→ **What the exercise asks**:
Each entry below is to be extracted exactly.

------ Input

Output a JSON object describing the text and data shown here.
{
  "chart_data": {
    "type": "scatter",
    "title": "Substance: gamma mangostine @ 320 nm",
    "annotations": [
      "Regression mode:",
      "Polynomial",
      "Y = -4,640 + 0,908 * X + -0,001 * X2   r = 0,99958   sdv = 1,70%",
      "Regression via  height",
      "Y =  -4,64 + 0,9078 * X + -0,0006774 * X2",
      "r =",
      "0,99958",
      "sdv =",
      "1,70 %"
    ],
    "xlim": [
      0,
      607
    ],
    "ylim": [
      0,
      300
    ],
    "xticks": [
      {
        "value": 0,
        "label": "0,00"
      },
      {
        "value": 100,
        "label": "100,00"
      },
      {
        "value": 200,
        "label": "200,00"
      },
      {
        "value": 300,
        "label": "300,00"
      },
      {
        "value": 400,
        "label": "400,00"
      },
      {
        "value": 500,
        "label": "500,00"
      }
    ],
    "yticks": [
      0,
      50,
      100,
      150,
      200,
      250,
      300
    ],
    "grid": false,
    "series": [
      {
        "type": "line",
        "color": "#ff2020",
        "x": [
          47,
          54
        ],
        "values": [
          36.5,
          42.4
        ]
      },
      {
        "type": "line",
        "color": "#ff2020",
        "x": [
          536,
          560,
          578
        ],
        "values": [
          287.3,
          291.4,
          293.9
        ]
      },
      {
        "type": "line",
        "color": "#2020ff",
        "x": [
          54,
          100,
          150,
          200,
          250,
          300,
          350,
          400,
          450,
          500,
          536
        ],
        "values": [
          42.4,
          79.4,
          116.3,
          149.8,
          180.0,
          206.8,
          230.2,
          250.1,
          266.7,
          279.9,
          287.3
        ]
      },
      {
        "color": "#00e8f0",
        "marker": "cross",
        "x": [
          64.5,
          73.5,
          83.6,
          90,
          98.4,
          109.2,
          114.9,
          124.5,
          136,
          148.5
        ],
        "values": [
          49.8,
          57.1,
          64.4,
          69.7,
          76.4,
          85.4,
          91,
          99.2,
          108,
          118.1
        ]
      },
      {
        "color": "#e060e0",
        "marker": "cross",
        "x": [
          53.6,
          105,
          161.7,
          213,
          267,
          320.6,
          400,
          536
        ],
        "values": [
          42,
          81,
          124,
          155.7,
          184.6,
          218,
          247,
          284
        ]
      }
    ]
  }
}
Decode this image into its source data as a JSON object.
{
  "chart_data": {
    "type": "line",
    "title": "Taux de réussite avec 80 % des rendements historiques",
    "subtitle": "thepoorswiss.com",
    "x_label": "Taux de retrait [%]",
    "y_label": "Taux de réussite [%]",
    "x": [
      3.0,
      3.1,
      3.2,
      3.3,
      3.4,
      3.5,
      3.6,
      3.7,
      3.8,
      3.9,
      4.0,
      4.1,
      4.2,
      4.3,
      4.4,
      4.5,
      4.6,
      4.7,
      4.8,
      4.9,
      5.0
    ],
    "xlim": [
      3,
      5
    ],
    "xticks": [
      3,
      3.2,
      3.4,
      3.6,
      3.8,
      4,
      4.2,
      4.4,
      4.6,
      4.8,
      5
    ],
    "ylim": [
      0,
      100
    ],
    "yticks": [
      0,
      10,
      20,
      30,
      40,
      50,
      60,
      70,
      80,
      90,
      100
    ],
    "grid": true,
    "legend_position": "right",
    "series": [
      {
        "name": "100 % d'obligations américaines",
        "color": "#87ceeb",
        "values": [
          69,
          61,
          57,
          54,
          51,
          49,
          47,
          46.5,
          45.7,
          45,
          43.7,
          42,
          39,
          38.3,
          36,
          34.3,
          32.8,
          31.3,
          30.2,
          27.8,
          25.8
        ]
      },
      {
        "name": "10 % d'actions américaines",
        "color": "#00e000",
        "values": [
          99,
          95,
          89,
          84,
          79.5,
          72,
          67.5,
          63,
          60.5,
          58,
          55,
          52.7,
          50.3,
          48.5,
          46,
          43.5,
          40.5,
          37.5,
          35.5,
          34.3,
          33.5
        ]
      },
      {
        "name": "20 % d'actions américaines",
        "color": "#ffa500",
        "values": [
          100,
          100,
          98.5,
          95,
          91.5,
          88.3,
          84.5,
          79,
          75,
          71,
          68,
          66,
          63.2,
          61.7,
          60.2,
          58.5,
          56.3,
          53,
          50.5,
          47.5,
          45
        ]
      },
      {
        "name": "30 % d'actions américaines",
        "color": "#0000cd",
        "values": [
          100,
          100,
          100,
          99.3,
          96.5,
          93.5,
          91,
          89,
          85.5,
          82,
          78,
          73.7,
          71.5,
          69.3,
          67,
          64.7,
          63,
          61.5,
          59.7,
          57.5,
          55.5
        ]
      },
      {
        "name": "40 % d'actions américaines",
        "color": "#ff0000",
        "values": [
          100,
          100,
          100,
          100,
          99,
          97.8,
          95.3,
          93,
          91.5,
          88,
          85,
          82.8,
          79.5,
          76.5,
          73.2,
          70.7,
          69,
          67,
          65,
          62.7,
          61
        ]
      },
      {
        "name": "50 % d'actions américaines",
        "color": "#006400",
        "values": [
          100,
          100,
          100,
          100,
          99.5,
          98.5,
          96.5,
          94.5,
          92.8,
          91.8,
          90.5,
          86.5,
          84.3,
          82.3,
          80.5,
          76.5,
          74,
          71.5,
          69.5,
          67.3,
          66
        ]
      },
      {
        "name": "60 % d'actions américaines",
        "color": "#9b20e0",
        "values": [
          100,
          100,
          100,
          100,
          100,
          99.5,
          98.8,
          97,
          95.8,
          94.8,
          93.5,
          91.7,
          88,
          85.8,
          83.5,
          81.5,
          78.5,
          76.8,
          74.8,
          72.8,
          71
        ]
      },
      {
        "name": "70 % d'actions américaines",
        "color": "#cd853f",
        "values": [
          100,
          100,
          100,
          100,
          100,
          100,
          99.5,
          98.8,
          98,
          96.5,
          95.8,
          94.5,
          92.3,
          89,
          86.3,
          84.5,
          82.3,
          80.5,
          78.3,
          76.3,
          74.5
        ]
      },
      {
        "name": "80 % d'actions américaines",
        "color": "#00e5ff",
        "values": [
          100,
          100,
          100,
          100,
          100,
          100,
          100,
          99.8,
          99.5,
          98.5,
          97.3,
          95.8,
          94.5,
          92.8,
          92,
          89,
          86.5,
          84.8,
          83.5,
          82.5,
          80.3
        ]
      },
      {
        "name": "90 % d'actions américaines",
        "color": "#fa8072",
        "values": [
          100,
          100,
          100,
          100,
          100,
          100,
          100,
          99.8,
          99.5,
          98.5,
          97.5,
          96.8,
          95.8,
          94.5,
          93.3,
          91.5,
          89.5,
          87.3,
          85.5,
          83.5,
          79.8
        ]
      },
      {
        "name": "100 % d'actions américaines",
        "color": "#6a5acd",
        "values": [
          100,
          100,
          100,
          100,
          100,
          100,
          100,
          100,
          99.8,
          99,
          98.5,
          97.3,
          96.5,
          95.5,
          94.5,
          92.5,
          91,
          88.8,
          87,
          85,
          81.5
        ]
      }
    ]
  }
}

------------

→ **Written answer**:
Output a JSON object describing the text and data shown here.
{
  "chart_data": {
    "type": "scatter",
    "title": "Substance: gamma mangostine @ 320 nm",
    "annotations": [
      "Regression mode:",
      "Polynomial",
      "Y = -4,640 + 0,908 * X + -0,001 * X2   r = 0,99958   sdv = 1,70%",
      "Regression via  height",
      "Y =  -4,64 + 0,9078 * X + -0,0006774 * X2",
      "r =",
      "0,99958",
      "sdv =",
      "1,70 %"
    ],
    "xlim": [
      0,
      607
    ],
    "ylim": [
      0,
      300
    ],
    "xticks": [
      {
        "value": 0,
        "label": "0,00"
      },
      {
        "value": 100,
        "label": "100,00"
      },
      {
        "value": 200,
        "label": "200,00"
      },
      {
        "value": 300,
        "label": "300,00"
      },
      {
        "value": 400,
        "label": "400,00"
      },
      {
        "value": 500,
        "label": "500,00"
      }
    ],
    "yticks": [
      0,
      50,
      100,
      150,
      200,
      250,
      300
    ],
    "grid": false,
    "series": [
      {
        "type": "line",
        "color": "#ff2020",
        "x": [
          47,
          54
        ],
        "values": [
          36.5,
          42.4
        ]
      },
      {
        "type": "line",
        "color": "#ff2020",
        "x": [
          536,
          560,
          578
        ],
        "values": [
          287.3,
          291.4,
          293.9
        ]
      },
      {
        "type": "line",
        "color": "#2020ff",
        "x": [
          54,
          100,
          150,
          200,
          250,
          300,
          350,
          400,
          450,
          500,
          536
        ],
        "values": [
          42.4,
          79.4,
          116.3,
          149.8,
          180.0,
          206.8,
          230.2,
          250.1,
          266.7,
          279.9,
          287.3
        ]
      },
      {
        "color": "#00e8f0",
        "marker": "cross",
        "x": [
          64.5,
          73.5,
          83.6,
          90,
          98.4,
          109.2,
          114.9,
          124.5,
          136,
          148.5
        ],
        "values": [
          49.8,
          57.1,
          64.4,
          69.7,
          76.4,
          85.4,
          91,
          99.2,
          108,
          118.1
        ]
      },
      {
        "color": "#e060e0",
        "marker": "cross",
        "x": [
          53.6,
          105,
          161.7,
          213,
          267,
          320.6,
          400,
          536
        ],
        "values": [
          42,
          81,
          124,
          155.7,
          184.6,
          218,
          247,
          284
        ]
      }
    ]
  }
}
Decode this image into its source data as a JSON object.
{
  "chart_data": {
    "type": "line",
    "title": "Taux de réussite avec 80 % des rendements historiques",
    "subtitle": "thepoorswiss.com",
    "x_label": "Taux de retrait [%]",
    "y_label": "Taux de réussite [%]",
    "x": [
      3.0,
      3.1,
      3.2,
      3.3,
      3.4,
      3.5,
      3.6,
      3.7,
      3.8,
      3.9,
      4.0,
      4.1,
      4.2,
      4.3,
      4.4,
      4.5,
      4.6,
      4.7,
      4.8,
      4.9,
      5.0
    ],
    "xlim": [
      3,
      5
    ],
    "xticks": [
      3,
      3.2,
      3.4,
      3.6,
      3.8,
      4,
      4.2,
      4.4,
      4.6,
      4.8,
      5
    ],
    "ylim": [
      0,
      100
    ],
    "yticks": [
      0,
      10,
      20,
      30,
      40,
      50,
      60,
      70,
      80,
      90,
      100
    ],
    "grid": true,
    "legend_position": "right",
    "series": [
      {
        "name": "100 % d'obligations américaines",
        "color": "#87ceeb",
        "values": [
          69,
          61,
          57,
          54,
          51,
          49,
          47,
          46.5,
          45.7,
          45,
          43.7,
          42,
          39,
          38.3,
          36,
          34.3,
          32.8,
          31.3,
          30.2,
          27.8,
          25.8
        ]
      },
      {
        "name": "10 % d'actions américaines",
        "color": "#00e000",
        "values": [
          99,
          95,
          89,
          84,
          79.5,
          72,
          67.5,
          63,
          60.5,
          58,
          55,
          52.7,
          50.3,
          48.5,
          46,
          43.5,
          40.5,
          37.5,
          35.5,
          34.3,
          33.5
        ]
      },
      {
        "name": "20 % d'actions américaines",
        "color": "#ffa500",
        "values": [
          100,
          100,
          98.5,
          95,
          91.5,
          88.3,
          84.5,
          79,
          75,
          71,
          68,
          66,
          63.2,
          61.7,
          60.2,
          58.5,
          56.3,
          53,
          50.5,
          47.5,
          45
        ]
      },
      {
        "name": "30 % d'actions américaines",
        "color": "#0000cd",
        "values": [
          100,
          100,
          100,
          99.3,
          96.5,
          93.5,
          91,
          89,
          85.5,
          82,
          78,
          73.7,
          71.5,
          69.3,
          67,
          64.7,
          63,
          61.5,
          59.7,
          57.5,
          55.5
        ]
      },
      {
        "name": "40 % d'actions américaines",
        "color": "#ff0000",
        "values": [
          100,
          100,
          100,
          100,
          99,
          97.8,
          95.3,
          93,
          91.5,
          88,
          85,
          82.8,
          79.5,
          76.5,
          73.2,
          70.7,
          69,
          67,
          65,
          62.7,
          61
        ]
      },
      {
        "name": "50 % d'actions américaines",
        "color": "#006400",
        "values": [
          100,
          100,
          100,
          100,
          99.5,
          98.5,
          96.5,
          94.5,
          92.8,
          91.8,
          90.5,
          86.5,
          84.3,
          82.3,
          80.5,
          76.5,
          74,
          71.5,
          69.5,
          67.3,
          66
        ]
      },
      {
        "name": "60 % d'actions américaines",
        "color": "#9b20e0",
        "values": [
          100,
          100,
          100,
          100,
          100,
          99.5,
          98.8,
          97,
          95.8,
          94.8,
          93.5,
          91.7,
          88,
          85.8,
          83.5,
          81.5,
          78.5,
          76.8,
          74.8,
          72.8,
          71
        ]
      },
      {
        "name": "70 % d'actions américaines",
        "color": "#cd853f",
        "values": [
          100,
          100,
          100,
          100,
          100,
          100,
          99.5,
          98.8,
          98,
          96.5,
          95.8,
          94.5,
          92.3,
          89,
          86.3,
          84.5,
          82.3,
          80.5,
          78.3,
          76.3,
          74.5
        ]
      },
      {
        "name": "80 % d'actions américaines",
        "color": "#00e5ff",
        "values": [
          100,
          100,
          100,
          100,
          100,
          100,
          100,
          99.8,
          99.5,
          98.5,
          97.3,
          95.8,
          94.5,
          92.8,
          92,
          89,
          86.5,
          84.8,
          83.5,
          82.5,
          80.3
        ]
      },
      {
        "name": "90 % d'actions américaines",
        "color": "#fa8072",
        "values": [
          100,
          100,
          100,
          100,
          100,
          100,
          100,
          99.8,
          99.5,
          98.5,
          97.5,
          96.8,
          95.8,
          94.5,
          93.3,
          91.5,
          89.5,
          87.3,
          85.5,
          83.5,
          79.8
        ]
      },
      {
        "name": "100 % d'actions américaines",
        "color": "#6a5acd",
        "values": [
          100,
          100,
          100,
          100,
          100,
          100,
          100,
          100,
          99.8,
          99,
          98.5,
          97.3,
          96.5,
          95.5,
          94.5,
          92.5,
          91,
          88.8,
          87,
          85,
          81.5
        ]
      }
    ]
  }
}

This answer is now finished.